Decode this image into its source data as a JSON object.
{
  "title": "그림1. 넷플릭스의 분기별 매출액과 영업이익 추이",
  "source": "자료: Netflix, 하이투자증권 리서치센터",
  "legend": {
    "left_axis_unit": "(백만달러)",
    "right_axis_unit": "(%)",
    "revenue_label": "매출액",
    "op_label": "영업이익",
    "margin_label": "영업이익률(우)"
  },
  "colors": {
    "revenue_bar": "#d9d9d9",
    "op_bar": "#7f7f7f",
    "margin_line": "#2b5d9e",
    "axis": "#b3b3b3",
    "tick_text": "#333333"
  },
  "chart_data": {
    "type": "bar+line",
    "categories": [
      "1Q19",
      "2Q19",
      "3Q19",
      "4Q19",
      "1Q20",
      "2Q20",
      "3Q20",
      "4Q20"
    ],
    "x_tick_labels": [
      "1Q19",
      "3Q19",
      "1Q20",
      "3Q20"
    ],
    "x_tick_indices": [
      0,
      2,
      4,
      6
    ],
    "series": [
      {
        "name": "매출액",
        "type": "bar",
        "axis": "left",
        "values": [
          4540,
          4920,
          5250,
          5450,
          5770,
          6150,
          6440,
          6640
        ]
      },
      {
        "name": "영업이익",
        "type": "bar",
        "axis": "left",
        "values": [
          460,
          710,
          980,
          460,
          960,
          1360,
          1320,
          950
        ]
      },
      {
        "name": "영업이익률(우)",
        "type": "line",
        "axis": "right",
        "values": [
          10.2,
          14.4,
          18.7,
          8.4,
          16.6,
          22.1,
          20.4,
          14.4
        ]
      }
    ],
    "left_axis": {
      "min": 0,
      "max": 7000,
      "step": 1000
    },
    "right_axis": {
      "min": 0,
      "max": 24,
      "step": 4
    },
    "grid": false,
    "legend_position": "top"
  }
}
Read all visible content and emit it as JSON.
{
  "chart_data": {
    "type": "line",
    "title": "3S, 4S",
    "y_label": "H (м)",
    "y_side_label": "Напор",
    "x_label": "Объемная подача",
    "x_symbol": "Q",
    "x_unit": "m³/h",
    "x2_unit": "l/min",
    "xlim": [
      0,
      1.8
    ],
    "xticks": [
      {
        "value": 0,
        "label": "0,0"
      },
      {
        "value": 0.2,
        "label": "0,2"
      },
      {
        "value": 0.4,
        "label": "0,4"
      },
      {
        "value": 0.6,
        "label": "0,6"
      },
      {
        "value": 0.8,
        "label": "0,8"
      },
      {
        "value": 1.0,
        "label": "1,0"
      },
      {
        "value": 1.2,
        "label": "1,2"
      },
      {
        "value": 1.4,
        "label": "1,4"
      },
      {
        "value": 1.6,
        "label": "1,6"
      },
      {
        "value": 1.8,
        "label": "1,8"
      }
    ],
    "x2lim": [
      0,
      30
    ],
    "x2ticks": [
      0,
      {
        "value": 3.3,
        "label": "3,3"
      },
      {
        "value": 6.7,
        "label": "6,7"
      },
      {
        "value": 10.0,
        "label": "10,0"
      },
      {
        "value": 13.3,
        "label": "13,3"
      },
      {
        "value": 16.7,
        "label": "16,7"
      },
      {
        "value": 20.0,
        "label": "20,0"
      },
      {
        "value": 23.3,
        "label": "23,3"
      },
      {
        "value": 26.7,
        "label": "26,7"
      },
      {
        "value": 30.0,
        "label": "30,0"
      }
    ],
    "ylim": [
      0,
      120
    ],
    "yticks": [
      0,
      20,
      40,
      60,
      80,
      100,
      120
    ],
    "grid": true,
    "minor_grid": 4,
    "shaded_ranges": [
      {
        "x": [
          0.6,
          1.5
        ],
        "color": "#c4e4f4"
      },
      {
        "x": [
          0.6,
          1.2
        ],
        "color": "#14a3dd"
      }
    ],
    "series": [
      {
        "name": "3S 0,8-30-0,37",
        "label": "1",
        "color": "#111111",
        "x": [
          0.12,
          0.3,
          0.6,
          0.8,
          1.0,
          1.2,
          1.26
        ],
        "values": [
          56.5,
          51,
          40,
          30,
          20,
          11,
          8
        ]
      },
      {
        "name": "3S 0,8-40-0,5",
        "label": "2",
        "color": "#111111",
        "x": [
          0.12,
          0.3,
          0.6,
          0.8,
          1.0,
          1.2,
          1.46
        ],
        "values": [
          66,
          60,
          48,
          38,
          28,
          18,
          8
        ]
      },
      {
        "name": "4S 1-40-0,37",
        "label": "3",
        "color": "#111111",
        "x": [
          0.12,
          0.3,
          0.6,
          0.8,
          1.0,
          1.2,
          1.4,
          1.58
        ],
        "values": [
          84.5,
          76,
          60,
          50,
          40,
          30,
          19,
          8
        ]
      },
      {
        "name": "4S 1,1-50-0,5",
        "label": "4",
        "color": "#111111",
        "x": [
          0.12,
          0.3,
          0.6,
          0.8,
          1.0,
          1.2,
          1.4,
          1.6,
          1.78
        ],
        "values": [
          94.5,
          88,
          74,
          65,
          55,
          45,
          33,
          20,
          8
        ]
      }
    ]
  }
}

# # # #

*EXERCISE GOAL*. Make a verbatim copy of every entry shown above.

*FULL RESPONSE*.
Decode this image into its source data as a JSON object.
{
  "title": "그림1. 넷플릭스의 분기별 매출액과 영업이익 추이",
  "source": "자료: Netflix, 하이투자증권 리서치센터",
  "legend": {
    "left_axis_unit": "(백만달러)",
    "right_axis_unit": "(%)",
    "revenue_label": "매출액",
    "op_label": "영업이익",
    "margin_label": "영업이익률(우)"
  },
  "colors": {
    "revenue_bar": "#d9d9d9",
    "op_bar": "#7f7f7f",
    "margin_line": "#2b5d9e",
    "axis": "#b3b3b3",
    "tick_text": "#333333"
  },
  "chart_data": {
    "type": "bar+line",
    "categories": [
      "1Q19",
      "2Q19",
      "3Q19",
      "4Q19",
      "1Q20",
      "2Q20",
      "3Q20",
      "4Q20"
    ],
    "x_tick_labels": [
      "1Q19",
      "3Q19",
      "1Q20",
      "3Q20"
    ],
    "x_tick_indices": [
      0,
      2,
      4,
      6
    ],
    "series": [
      {
        "name": "매출액",
        "type": "bar",
        "axis": "left",
        "values": [
          4540,
          4920,
          5250,
          5450,
          5770,
          6150,
          6440,
          6640
        ]
      },
      {
        "name": "영업이익",
        "type": "bar",
        "axis": "left",
        "values": [
          460,
          710,
          980,
          460,
          960,
          1360,
          1320,
          950
        ]
      },
      {
        "name": "영업이익률(우)",
        "type": "line",
        "axis": "right",
        "values": [
          10.2,
          14.4,
          18.7,
          8.4,
          16.6,
          22.1,
          20.4,
          14.4
        ]
      }
    ],
    "left_axis": {
      "min": 0,
      "max": 7000,
      "step": 1000
    },
    "right_axis": {
      "min": 0,
      "max": 24,
      "step": 4
    },
    "grid": false,
    "legend_position": "top"
  }
}
Read all visible content and emit it as JSON.
{
  "chart_data": {
    "type": "line",
    "title": "3S, 4S",
    "y_label": "H (м)",
    "y_side_label": "Напор",
    "x_label": "Объемная подача",
    "x_symbol": "Q",
    "x_unit": "m³/h",
    "x2_unit": "l/min",
    "xlim": [
      0,
      1.8
    ],
    "xticks": [
      {
        "value": 0,
        "label": "0,0"
      },
      {
        "value": 0.2,
        "label": "0,2"
      },
      {
        "value": 0.4,
        "label": "0,4"
      },
      {
        "value": 0.6,
        "label": "0,6"
      },
      {
        "value": 0.8,
        "label": "0,8"
      },
      {
        "value": 1.0,
        "label": "1,0"
      },
      {
        "value": 1.2,
        "label": "1,2"
      },
      {
        "value": 1.4,
        "label": "1,4"
      },
      {
        "value": 1.6,
        "label": "1,6"
      },
      {
        "value": 1.8,
        "label": "1,8"
      }
    ],
    "x2lim": [
      0,
      30
    ],
    "x2ticks": [
      0,
      {
        "value": 3.3,
        "label": "3,3"
      },
      {
        "value": 6.7,
        "label": "6,7"
      },
      {
        "value": 10.0,
        "label": "10,0"
      },
      {
        "value": 13.3,
        "label": "13,3"
      },
      {
        "value": 16.7,
        "label": "16,7"
      },
      {
        "value": 20.0,
        "label": "20,0"
      },
      {
        "value": 23.3,
        "label": "23,3"
      },
      {
        "value": 26.7,
        "label": "26,7"
      },
      {
        "value": 30.0,
        "label": "30,0"
      }
    ],
    "ylim": [
      0,
      120
    ],
    "yticks": [
      0,
      20,
      40,
      60,
      80,
      100,
      120
    ],
    "grid": true,
    "minor_grid": 4,
    "shaded_ranges": [
      {
        "x": [
          0.6,
          1.5
        ],
        "color": "#c4e4f4"
      },
      {
        "x": [
          0.6,
          1.2
        ],
        "color": "#14a3dd"
      }
    ],
    "series": [
      {
        "name": "3S 0,8-30-0,37",
        "label": "1",
        "color": "#111111",
        "x": [
          0.12,
          0.3,
          0.6,
          0.8,
          1.0,
          1.2,
          1.26
        ],
        "values": [
          56.5,
          51,
          40,
          30,
          20,
          11,
          8
        ]
      },
      {
        "name": "3S 0,8-40-0,5",
        "label": "2",
        "color": "#111111",
        "x": [
          0.12,
          0.3,
          0.6,
          0.8,
          1.0,
          1.2,
          1.46
        ],
        "values": [
          66,
          60,
          48,
          38,
          28,
          18,
          8
        ]
      },
      {
        "name": "4S 1-40-0,37",
        "label": "3",
        "color": "#111111",
        "x": [
          0.12,
          0.3,
          0.6,
          0.8,
          1.0,
          1.2,
          1.4,
          1.58
        ],
        "values": [
          84.5,
          76,
          60,
          50,
          40,
          30,
          19,
          8
        ]
      },
      {
        "name": "4S 1,1-50-0,5",
        "label": "4",
        "color": "#111111",
        "x": [
          0.12,
          0.3,
          0.6,
          0.8,
          1.0,
          1.2,
          1.4,
          1.6,
          1.78
        ],
        "values": [
          94.5,
          88,
          74,
          65,
          55,
          45,
          33,
          20,
          8
        ]
      }
    ]
  }
}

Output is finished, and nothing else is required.